# [Dataset rows]
-- -- --

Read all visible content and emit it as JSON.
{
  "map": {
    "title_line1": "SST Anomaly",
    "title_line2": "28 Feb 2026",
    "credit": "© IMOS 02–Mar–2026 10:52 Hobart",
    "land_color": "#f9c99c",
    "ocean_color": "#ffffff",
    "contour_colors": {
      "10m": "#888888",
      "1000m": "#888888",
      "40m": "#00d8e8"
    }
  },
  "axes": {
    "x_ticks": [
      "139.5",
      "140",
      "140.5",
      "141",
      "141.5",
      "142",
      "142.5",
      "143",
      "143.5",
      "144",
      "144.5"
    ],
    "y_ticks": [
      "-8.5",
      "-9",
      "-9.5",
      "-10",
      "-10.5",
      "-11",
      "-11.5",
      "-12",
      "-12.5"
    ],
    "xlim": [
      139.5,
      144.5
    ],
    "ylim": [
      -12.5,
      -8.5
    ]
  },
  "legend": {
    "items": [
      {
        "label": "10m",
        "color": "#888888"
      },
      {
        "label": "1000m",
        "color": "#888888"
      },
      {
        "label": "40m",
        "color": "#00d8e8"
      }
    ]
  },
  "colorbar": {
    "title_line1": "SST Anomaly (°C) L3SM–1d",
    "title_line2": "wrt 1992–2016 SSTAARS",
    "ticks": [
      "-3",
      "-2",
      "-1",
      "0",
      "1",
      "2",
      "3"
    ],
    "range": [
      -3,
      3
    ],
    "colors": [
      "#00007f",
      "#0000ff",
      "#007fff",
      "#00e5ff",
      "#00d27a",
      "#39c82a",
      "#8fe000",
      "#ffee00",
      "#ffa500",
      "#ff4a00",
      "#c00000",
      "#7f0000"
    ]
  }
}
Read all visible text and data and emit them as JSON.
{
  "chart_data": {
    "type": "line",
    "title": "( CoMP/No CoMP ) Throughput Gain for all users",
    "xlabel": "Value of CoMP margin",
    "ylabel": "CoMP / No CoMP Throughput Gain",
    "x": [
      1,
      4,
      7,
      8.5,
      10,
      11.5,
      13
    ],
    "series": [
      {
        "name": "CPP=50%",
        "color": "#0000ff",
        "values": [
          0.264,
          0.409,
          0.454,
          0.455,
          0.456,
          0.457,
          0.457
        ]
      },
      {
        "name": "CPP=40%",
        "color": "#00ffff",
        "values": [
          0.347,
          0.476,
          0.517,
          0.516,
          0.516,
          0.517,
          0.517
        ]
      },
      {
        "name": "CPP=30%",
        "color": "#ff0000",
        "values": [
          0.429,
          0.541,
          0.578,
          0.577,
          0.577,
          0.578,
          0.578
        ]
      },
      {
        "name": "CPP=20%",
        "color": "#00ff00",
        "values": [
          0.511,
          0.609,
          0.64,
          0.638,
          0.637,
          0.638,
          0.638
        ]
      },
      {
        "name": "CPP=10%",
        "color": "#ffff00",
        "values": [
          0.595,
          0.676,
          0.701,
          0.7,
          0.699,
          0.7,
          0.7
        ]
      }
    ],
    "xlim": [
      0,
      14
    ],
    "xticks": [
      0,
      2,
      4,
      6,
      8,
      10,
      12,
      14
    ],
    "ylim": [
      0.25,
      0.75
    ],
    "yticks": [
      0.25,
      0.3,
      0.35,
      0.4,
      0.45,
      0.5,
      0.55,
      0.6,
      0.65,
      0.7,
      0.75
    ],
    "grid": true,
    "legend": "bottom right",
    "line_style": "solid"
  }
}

-- -- --

Output the listing above without altering a single character.

# [Written response]
Read all visible content and emit it as JSON.
{
  "map": {
    "title_line1": "SST Anomaly",
    "title_line2": "28 Feb 2026",
    "credit": "© IMOS 02–Mar–2026 10:52 Hobart",
    "land_color": "#f9c99c",
    "ocean_color": "#ffffff",
    "contour_colors": {
      "10m": "#888888",
      "1000m": "#888888",
      "40m": "#00d8e8"
    }
  },
  "axes": {
    "x_ticks": [
      "139.5",
      "140",
      "140.5",
      "141",
      "141.5",
      "142",
      "142.5",
      "143",
      "143.5",
      "144",
      "144.5"
    ],
    "y_ticks": [
      "-8.5",
      "-9",
      "-9.5",
      "-10",
      "-10.5",
      "-11",
      "-11.5",
      "-12",
      "-12.5"
    ],
    "xlim": [
      139.5,
      144.5
    ],
    "ylim": [
      -12.5,
      -8.5
    ]
  },
  "legend": {
    "items": [
      {
        "label": "10m",
        "color": "#888888"
      },
      {
        "label": "1000m",
        "color": "#888888"
      },
      {
        "label": "40m",
        "color": "#00d8e8"
      }
    ]
  },
  "colorbar": {
    "title_line1": "SST Anomaly (°C) L3SM–1d",
    "title_line2": "wrt 1992–2016 SSTAARS",
    "ticks": [
      "-3",
      "-2",
      "-1",
      "0",
      "1",
      "2",
      "3"
    ],
    "range": [
      -3,
      3
    ],
    "colors": [
      "#00007f",
      "#0000ff",
      "#007fff",
      "#00e5ff",
      "#00d27a",
      "#39c82a",
      "#8fe000",
      "#ffee00",
      "#ffa500",
      "#ff4a00",
      "#c00000",
      "#7f0000"
    ]
  }
}
Read all visible text and data and emit them as JSON.
{
  "chart_data": {
    "type": "line",
    "title": "( CoMP/No CoMP ) Throughput Gain for all users",
    "xlabel": "Value of CoMP margin",
    "ylabel": "CoMP / No CoMP Throughput Gain",
    "x": [
      1,
      4,
      7,
      8.5,
      10,
      11.5,
      13
    ],
    "series": [
      {
        "name": "CPP=50%",
        "color": "#0000ff",
        "values": [
          0.264,
          0.409,
          0.454,
          0.455,
          0.456,
          0.457,
          0.457
        ]
      },
      {
        "name": "CPP=40%",
        "color": "#00ffff",
        "values": [
          0.347,
          0.476,
          0.517,
          0.516,
          0.516,
          0.517,
          0.517
        ]
      },
      {
        "name": "CPP=30%",
        "color": "#ff0000",
        "values": [
          0.429,
          0.541,
          0.578,
          0.577,
          0.577,
          0.578,
          0.578
        ]
      },
      {
        "name": "CPP=20%",
        "color": "#00ff00",
        "values": [
          0.511,
          0.609,
          0.64,
          0.638,
          0.637,
          0.638,
          0.638
        ]
      },
      {
        "name": "CPP=10%",
        "color": "#ffff00",
        "values": [
          0.595,
          0.676,
          0.701,
          0.7,
          0.699,
          0.7,
          0.7
        ]
      }
    ],
    "xlim": [
      0,
      14
    ],
    "xticks": [
      0,
      2,
      4,
      6,
      8,
      10,
      12,
      14
    ],
    "ylim": [
      0.25,
      0.75
    ],
    "yticks": [
      0.25,
      0.3,
      0.35,
      0.4,
      0.45,
      0.5,
      0.55,
      0.6,
      0.65,
      0.7,
      0.75
    ],
    "grid": true,
    "legend": "bottom right",
    "line_style": "solid"
  }
}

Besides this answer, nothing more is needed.